Dataset excerpts:
++++++++++++++++++++

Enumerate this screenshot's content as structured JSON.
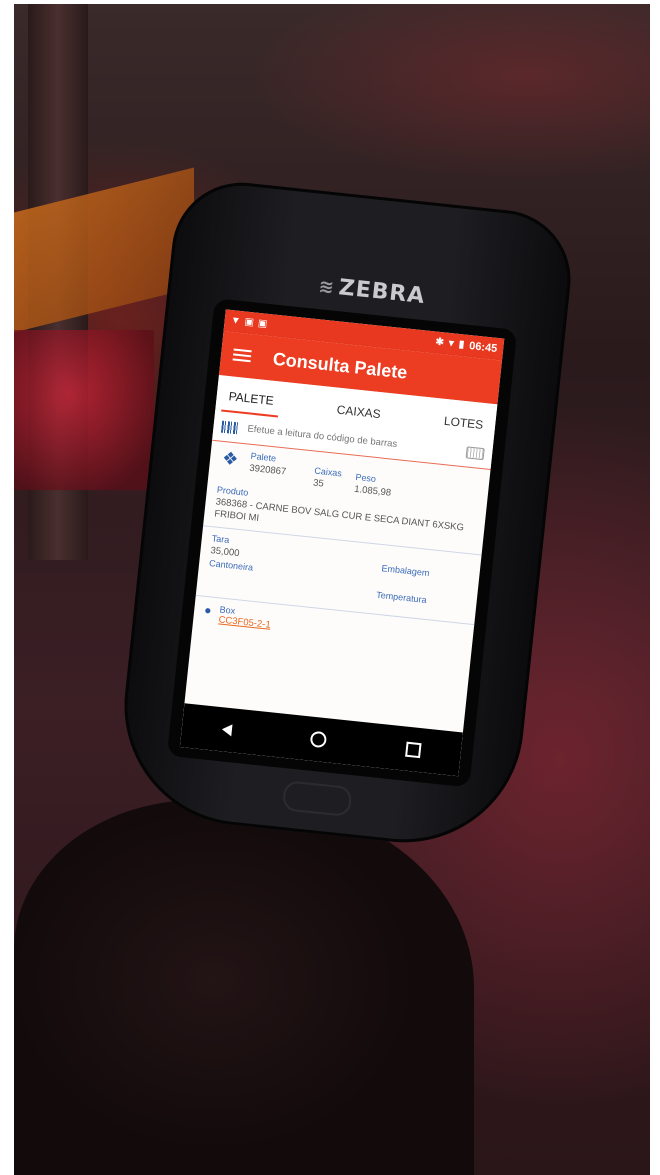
{
  "device": {
    "brand": "ZEBRA"
  },
  "status_bar": {
    "time": "06:45"
  },
  "app_bar": {
    "title": "Consulta Palete"
  },
  "tabs": [
    {
      "label": "PALETE",
      "active": true
    },
    {
      "label": "CAIXAS",
      "active": false
    },
    {
      "label": "LOTES",
      "active": false
    }
  ],
  "scan": {
    "placeholder": "Efetue a leitura do código de barras"
  },
  "pallet": {
    "palete_label": "Palete",
    "palete_value": "3920867",
    "caixas_label": "Caixas",
    "caixas_value": "35",
    "peso_label": "Peso",
    "peso_value": "1.085,98",
    "produto_label": "Produto",
    "produto_value": "368368 - CARNE BOV SALG CUR E SECA DIANT 6XSKG FRIBOI MI"
  },
  "details": {
    "tara_label": "Tara",
    "tara_value": "35,000",
    "embalagem_label": "Embalagem",
    "cantoneira_label": "Cantoneira",
    "temperatura_label": "Temperatura"
  },
  "location": {
    "box_label": "Box",
    "box_value": "CC3F05-2-1"
  },
  "colors": {
    "accent": "#ec3c22",
    "label_blue": "#3a6ab8",
    "link_orange": "#e8691f"
  }
}
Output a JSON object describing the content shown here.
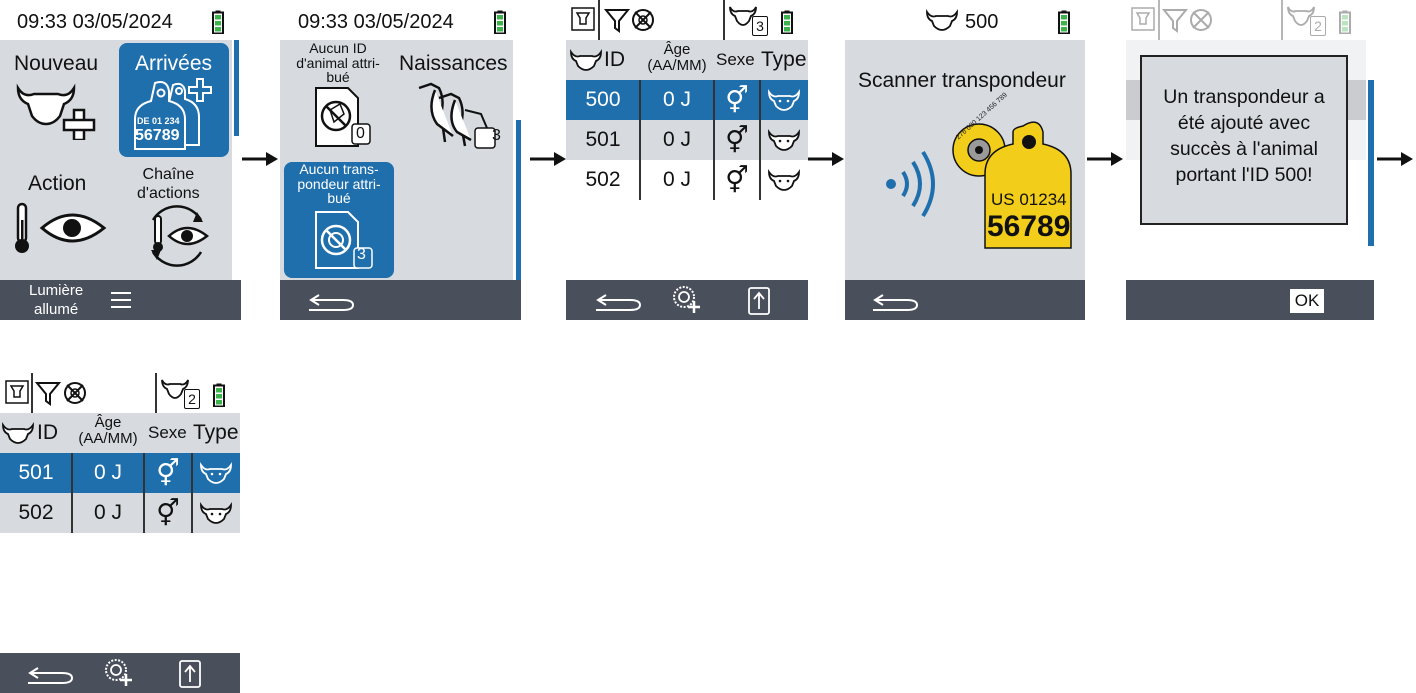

++++++++++++++++++++

Without the pictures, repeat all the records word for word.

> [Solution to this task]
Enumerate this screenshot's content as structured JSON.
{
  "device": {
    "brand": "ZEBRA"
  },
  "status_bar": {
    "time": "06:45"
  },
  "app_bar": {
    "title": "Consulta Palete"
  },
  "tabs": [
    {
      "label": "PALETE",
      "active": true
    },
    {
      "label": "CAIXAS",
      "active": false
    },
    {
      "label": "LOTES",
      "active": false
    }
  ],
  "scan": {
    "placeholder": "Efetue a leitura do código de barras"
  },
  "pallet": {
    "palete_label": "Palete",
    "palete_value": "3920867",
    "caixas_label": "Caixas",
    "caixas_value": "35",
    "peso_label": "Peso",
    "peso_value": "1.085,98",
    "produto_label": "Produto",
    "produto_value": "368368 - CARNE BOV SALG CUR E SECA DIANT 6XSKG FRIBOI MI"
  },
  "details": {
    "tara_label": "Tara",
    "tara_value": "35,000",
    "embalagem_label": "Embalagem",
    "cantoneira_label": "Cantoneira",
    "temperatura_label": "Temperatura"
  },
  "location": {
    "box_label": "Box",
    "box_value": "CC3F05-2-1"
  },
  "colors": {
    "accent": "#ec3c22",
    "label_blue": "#3a6ab8",
    "link_orange": "#e8691f"
  }
}
Output a JSON object describing the content shown here.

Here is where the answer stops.